Prompt ▸
Return the entries below verbatim. Pictures stay out.
◆ ◆ ◆ ◆ ◆
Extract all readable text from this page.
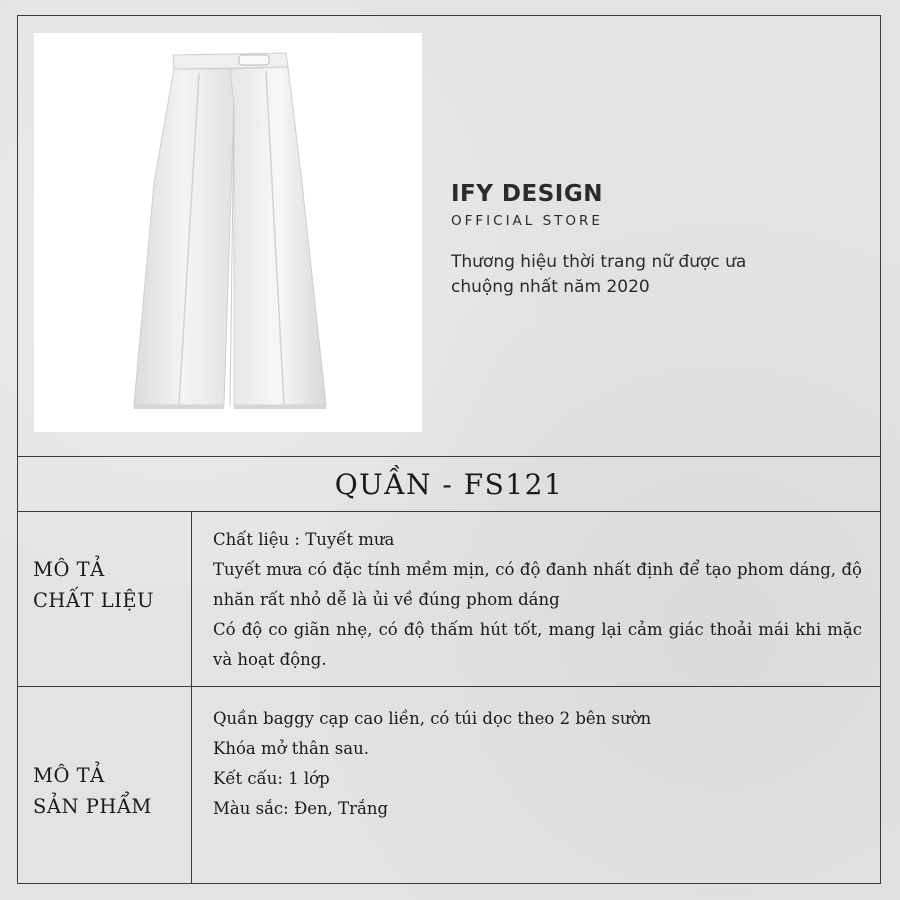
IFY DESIGN

OFFICIAL STORE

Thương hiệu thời trang nữ được ưa chuộng nhất năm 2020

QUẦN - FS121
MÔ TẢ
CHẤT LIỆU

Chất liệu : Tuyết mưa

Tuyết mưa có đặc tính mềm mịn, có độ đanh nhất định để tạo phom dáng, độ nhăn rất nhỏ dễ là ủi về đúng phom dáng

Có độ co giãn nhẹ, có độ thấm hút tốt, mang lại cảm giác thoải mái khi mặc và hoạt động.

MÔ TẢ
SẢN PHẨM

Quần baggy cạp cao liền, có túi dọc theo 2 bên sườn

Khóa mở thân sau.

Kết cấu: 1 lớp

Màu sắc: Đen, Trắng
◆ ◆ ◆ ◆ ◆
Exercise solution ▸
Extract all readable text from this page.
IFY DESIGN

OFFICIAL STORE

Thương hiệu thời trang nữ được ưa chuộng nhất năm 2020

QUẦN - FS121
MÔ TẢ
CHẤT LIỆU

Chất liệu : Tuyết mưa

Tuyết mưa có đặc tính mềm mịn, có độ đanh nhất định để tạo phom dáng, độ nhăn rất nhỏ dễ là ủi về đúng phom dáng

Có độ co giãn nhẹ, có độ thấm hút tốt, mang lại cảm giác thoải mái khi mặc và hoạt động.

MÔ TẢ
SẢN PHẨM

Quần baggy cạp cao liền, có túi dọc theo 2 bên sườn

Khóa mở thân sau.

Kết cấu: 1 lớp

Màu sắc: Đen, Trắng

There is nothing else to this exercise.